§ **THE EXERCISE**
Gather all lines containing the string "Wind" and copy them out.

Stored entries
━━━━━━━━━━━━━━━━

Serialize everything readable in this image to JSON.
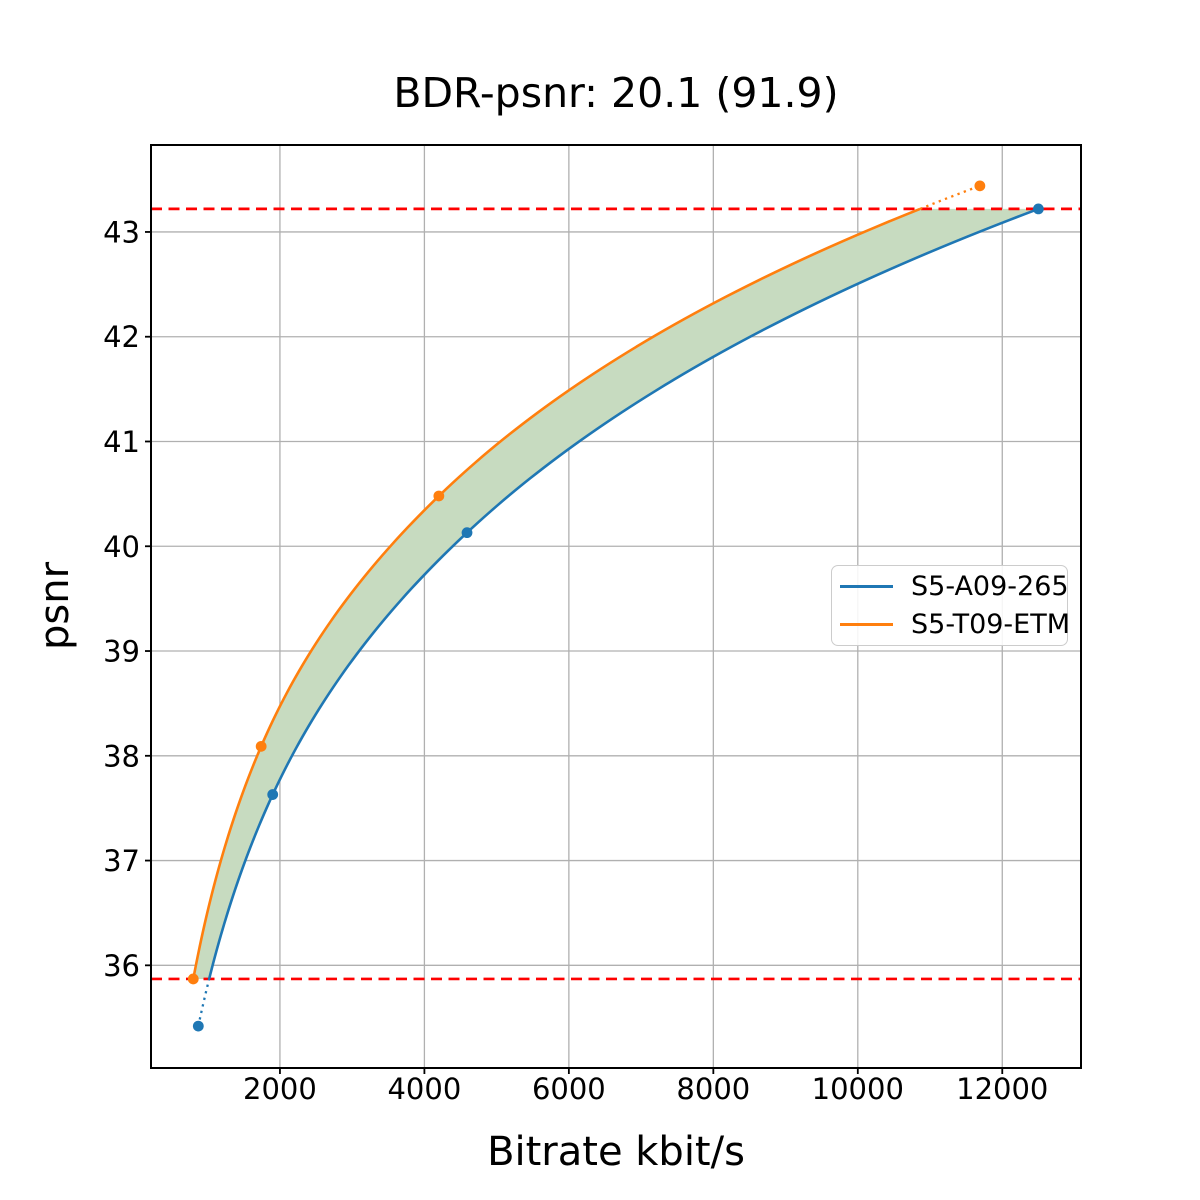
{
  "chart_data": {
    "type": "line",
    "title": "BDR-psnr: 20.1 (91.9)",
    "xlabel": "Bitrate kbit/s",
    "ylabel": "psnr",
    "xlim": [
      215,
      13090
    ],
    "ylim": [
      35.02,
      43.83
    ],
    "xticks": [
      2000,
      4000,
      6000,
      8000,
      10000,
      12000
    ],
    "yticks": [
      36,
      37,
      38,
      39,
      40,
      41,
      42,
      43
    ],
    "grid": true,
    "grid_color": "#b0b0b0",
    "series": [
      {
        "name": "S5-A09-265",
        "color": "#1f77b4",
        "points": [
          [
            870,
            35.42
          ],
          [
            1900,
            37.63
          ],
          [
            4590,
            40.13
          ],
          [
            12500,
            43.22
          ]
        ]
      },
      {
        "name": "S5-T09-ETM",
        "color": "#ff7f0e",
        "points": [
          [
            800,
            35.87
          ],
          [
            1740,
            38.09
          ],
          [
            4200,
            40.48
          ],
          [
            11690,
            43.44
          ]
        ]
      }
    ],
    "overlap_psnr": [
      35.87,
      43.22
    ],
    "hlines": {
      "values": [
        35.87,
        43.22
      ],
      "color": "#ff0000",
      "style": "dashed"
    },
    "band_color": "#c7dbc0",
    "legend_position": "center right"
  }
}
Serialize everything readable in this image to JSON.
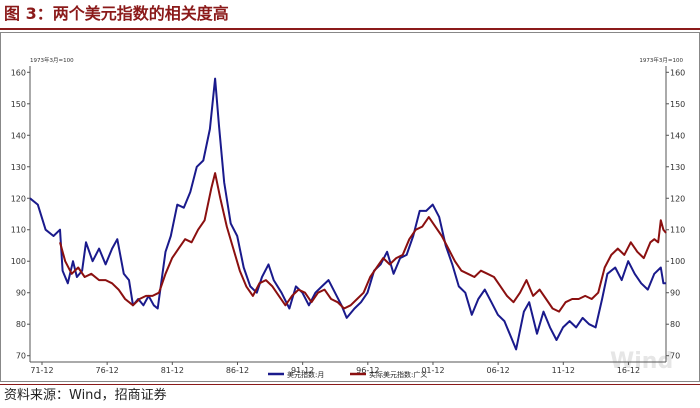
{
  "figure": {
    "title": "图 3：两个美元指数的相关度高",
    "source": "资料来源：Wind，招商证券",
    "watermark": "Wind"
  },
  "colors": {
    "title": "#8b1a1a",
    "series1": "#1a1a8c",
    "series2": "#8b1010"
  },
  "chart_data": {
    "type": "line",
    "left_unit_label": "1973年3月=100",
    "right_unit_label": "1973年3月=100",
    "ylim": [
      68,
      162
    ],
    "yticks": [
      70,
      80,
      90,
      100,
      110,
      120,
      130,
      140,
      150,
      160
    ],
    "xlim": [
      1971.0,
      2019.8
    ],
    "xticks": [
      {
        "x": 1971.92,
        "label": "71-12"
      },
      {
        "x": 1976.92,
        "label": "76-12"
      },
      {
        "x": 1981.92,
        "label": "81-12"
      },
      {
        "x": 1986.92,
        "label": "86-12"
      },
      {
        "x": 1991.92,
        "label": "91-12"
      },
      {
        "x": 1996.92,
        "label": "96-12"
      },
      {
        "x": 2001.92,
        "label": "01-12"
      },
      {
        "x": 2006.92,
        "label": "06-12"
      },
      {
        "x": 2011.92,
        "label": "11-12"
      },
      {
        "x": 2016.92,
        "label": "16-12"
      }
    ],
    "legend_position": "bottom-center",
    "series": [
      {
        "name": "美元指数:月",
        "color": "#1a1a8c",
        "points": [
          [
            1971.0,
            120
          ],
          [
            1971.6,
            118
          ],
          [
            1972.2,
            110
          ],
          [
            1972.8,
            108
          ],
          [
            1973.3,
            110
          ],
          [
            1973.5,
            97
          ],
          [
            1973.9,
            93
          ],
          [
            1974.3,
            100
          ],
          [
            1974.6,
            95
          ],
          [
            1975.0,
            97
          ],
          [
            1975.3,
            106
          ],
          [
            1975.8,
            100
          ],
          [
            1976.3,
            104
          ],
          [
            1976.8,
            99
          ],
          [
            1977.3,
            104
          ],
          [
            1977.7,
            107
          ],
          [
            1978.2,
            96
          ],
          [
            1978.6,
            94
          ],
          [
            1978.9,
            86
          ],
          [
            1979.3,
            88
          ],
          [
            1979.7,
            86
          ],
          [
            1980.1,
            89
          ],
          [
            1980.5,
            86
          ],
          [
            1980.8,
            85
          ],
          [
            1981.1,
            94
          ],
          [
            1981.4,
            103
          ],
          [
            1981.8,
            108
          ],
          [
            1982.3,
            118
          ],
          [
            1982.8,
            117
          ],
          [
            1983.3,
            122
          ],
          [
            1983.8,
            130
          ],
          [
            1984.3,
            132
          ],
          [
            1984.8,
            142
          ],
          [
            1985.2,
            158
          ],
          [
            1985.5,
            143
          ],
          [
            1985.9,
            125
          ],
          [
            1986.4,
            112
          ],
          [
            1986.9,
            108
          ],
          [
            1987.4,
            98
          ],
          [
            1987.9,
            92
          ],
          [
            1988.4,
            90
          ],
          [
            1988.8,
            95
          ],
          [
            1989.3,
            99
          ],
          [
            1989.7,
            94
          ],
          [
            1990.3,
            90
          ],
          [
            1990.9,
            85
          ],
          [
            1991.4,
            92
          ],
          [
            1991.9,
            90
          ],
          [
            1992.4,
            86
          ],
          [
            1992.9,
            90
          ],
          [
            1993.4,
            92
          ],
          [
            1993.9,
            94
          ],
          [
            1994.4,
            90
          ],
          [
            1994.9,
            86
          ],
          [
            1995.3,
            82
          ],
          [
            1995.9,
            85
          ],
          [
            1996.4,
            87
          ],
          [
            1996.9,
            90
          ],
          [
            1997.4,
            97
          ],
          [
            1997.9,
            99
          ],
          [
            1998.4,
            103
          ],
          [
            1998.9,
            96
          ],
          [
            1999.4,
            101
          ],
          [
            1999.9,
            102
          ],
          [
            2000.4,
            108
          ],
          [
            2000.9,
            116
          ],
          [
            2001.4,
            116
          ],
          [
            2001.9,
            118
          ],
          [
            2002.4,
            114
          ],
          [
            2002.9,
            105
          ],
          [
            2003.4,
            99
          ],
          [
            2003.9,
            92
          ],
          [
            2004.4,
            90
          ],
          [
            2004.9,
            83
          ],
          [
            2005.4,
            88
          ],
          [
            2005.9,
            91
          ],
          [
            2006.4,
            87
          ],
          [
            2006.9,
            83
          ],
          [
            2007.4,
            81
          ],
          [
            2007.9,
            76
          ],
          [
            2008.3,
            72
          ],
          [
            2008.9,
            84
          ],
          [
            2009.3,
            87
          ],
          [
            2009.9,
            77
          ],
          [
            2010.4,
            84
          ],
          [
            2010.9,
            79
          ],
          [
            2011.4,
            75
          ],
          [
            2011.9,
            79
          ],
          [
            2012.4,
            81
          ],
          [
            2012.9,
            79
          ],
          [
            2013.4,
            82
          ],
          [
            2013.9,
            80
          ],
          [
            2014.4,
            79
          ],
          [
            2014.9,
            88
          ],
          [
            2015.3,
            96
          ],
          [
            2015.9,
            98
          ],
          [
            2016.4,
            94
          ],
          [
            2016.9,
            100
          ],
          [
            2017.4,
            96
          ],
          [
            2017.9,
            93
          ],
          [
            2018.4,
            91
          ],
          [
            2018.9,
            96
          ],
          [
            2019.4,
            98
          ],
          [
            2019.6,
            93
          ],
          [
            2019.8,
            93
          ]
        ]
      },
      {
        "name": "实际美元指数:广义",
        "color": "#8b1010",
        "points": [
          [
            1973.3,
            106
          ],
          [
            1973.7,
            100
          ],
          [
            1974.2,
            96
          ],
          [
            1974.7,
            98
          ],
          [
            1975.2,
            95
          ],
          [
            1975.7,
            96
          ],
          [
            1976.3,
            94
          ],
          [
            1976.8,
            94
          ],
          [
            1977.3,
            93
          ],
          [
            1977.8,
            91
          ],
          [
            1978.3,
            88
          ],
          [
            1978.9,
            86
          ],
          [
            1979.4,
            88
          ],
          [
            1979.9,
            89
          ],
          [
            1980.4,
            89
          ],
          [
            1980.9,
            90
          ],
          [
            1981.4,
            96
          ],
          [
            1981.9,
            101
          ],
          [
            1982.4,
            104
          ],
          [
            1982.9,
            107
          ],
          [
            1983.4,
            106
          ],
          [
            1983.9,
            110
          ],
          [
            1984.4,
            113
          ],
          [
            1984.9,
            123
          ],
          [
            1985.2,
            128
          ],
          [
            1985.6,
            120
          ],
          [
            1986.1,
            111
          ],
          [
            1986.6,
            104
          ],
          [
            1987.1,
            97
          ],
          [
            1987.6,
            92
          ],
          [
            1988.1,
            89
          ],
          [
            1988.6,
            93
          ],
          [
            1989.1,
            94
          ],
          [
            1989.6,
            92
          ],
          [
            1990.1,
            89
          ],
          [
            1990.6,
            86
          ],
          [
            1991.1,
            89
          ],
          [
            1991.6,
            91
          ],
          [
            1992.1,
            90
          ],
          [
            1992.6,
            87
          ],
          [
            1993.1,
            90
          ],
          [
            1993.6,
            91
          ],
          [
            1994.1,
            88
          ],
          [
            1994.6,
            87
          ],
          [
            1995.1,
            85
          ],
          [
            1995.6,
            86
          ],
          [
            1996.1,
            88
          ],
          [
            1996.6,
            90
          ],
          [
            1997.1,
            95
          ],
          [
            1997.6,
            98
          ],
          [
            1998.1,
            101
          ],
          [
            1998.6,
            99
          ],
          [
            1999.1,
            101
          ],
          [
            1999.6,
            102
          ],
          [
            2000.1,
            107
          ],
          [
            2000.6,
            110
          ],
          [
            2001.1,
            111
          ],
          [
            2001.6,
            114
          ],
          [
            2002.1,
            111
          ],
          [
            2002.6,
            108
          ],
          [
            2003.1,
            104
          ],
          [
            2003.6,
            100
          ],
          [
            2004.1,
            97
          ],
          [
            2004.6,
            96
          ],
          [
            2005.1,
            95
          ],
          [
            2005.6,
            97
          ],
          [
            2006.1,
            96
          ],
          [
            2006.6,
            95
          ],
          [
            2007.1,
            92
          ],
          [
            2007.6,
            89
          ],
          [
            2008.1,
            87
          ],
          [
            2008.6,
            90
          ],
          [
            2009.1,
            94
          ],
          [
            2009.6,
            89
          ],
          [
            2010.1,
            91
          ],
          [
            2010.6,
            88
          ],
          [
            2011.1,
            85
          ],
          [
            2011.6,
            84
          ],
          [
            2012.1,
            87
          ],
          [
            2012.6,
            88
          ],
          [
            2013.1,
            88
          ],
          [
            2013.6,
            89
          ],
          [
            2014.1,
            88
          ],
          [
            2014.6,
            90
          ],
          [
            2015.1,
            98
          ],
          [
            2015.6,
            102
          ],
          [
            2016.1,
            104
          ],
          [
            2016.6,
            102
          ],
          [
            2017.1,
            106
          ],
          [
            2017.6,
            103
          ],
          [
            2018.1,
            101
          ],
          [
            2018.6,
            106
          ],
          [
            2018.9,
            107
          ],
          [
            2019.2,
            106
          ],
          [
            2019.4,
            113
          ],
          [
            2019.6,
            110
          ],
          [
            2019.8,
            109
          ]
        ]
      }
    ]
  }
}
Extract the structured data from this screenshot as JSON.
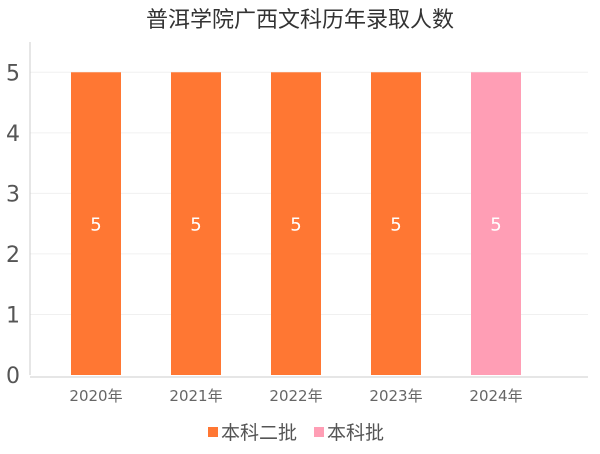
{
  "chart_data": {
    "type": "bar",
    "title": "普洱学院广西文科历年录取人数",
    "categories": [
      "2020年",
      "2021年",
      "2022年",
      "2023年",
      "2024年"
    ],
    "series": [
      {
        "name": "本科二批",
        "color": "#ff7733",
        "values": [
          5,
          5,
          5,
          5,
          null
        ]
      },
      {
        "name": "本科批",
        "color": "#ff9eb5",
        "values": [
          null,
          null,
          null,
          null,
          5
        ]
      }
    ],
    "ylim": [
      0,
      5.5
    ],
    "yticks": [
      "0",
      "1",
      "2",
      "3",
      "4",
      "5"
    ],
    "data_labels": [
      "5",
      "5",
      "5",
      "5",
      "5"
    ],
    "legend_position": "bottom",
    "grid": true
  }
}
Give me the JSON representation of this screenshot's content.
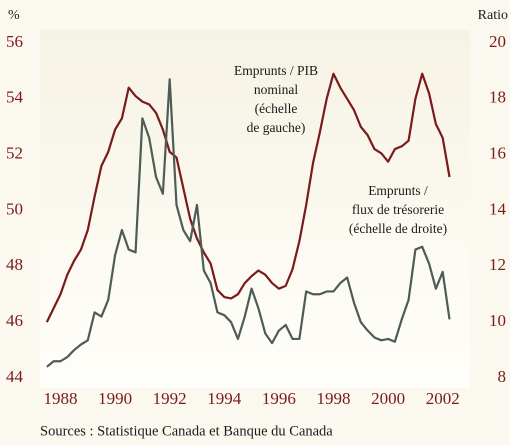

━━━━━━━━━━━━━━━━

§ **THE COMPLETED TASK**
    "source": "资料来源：Wind，招商证券",
    "watermark": "Wind"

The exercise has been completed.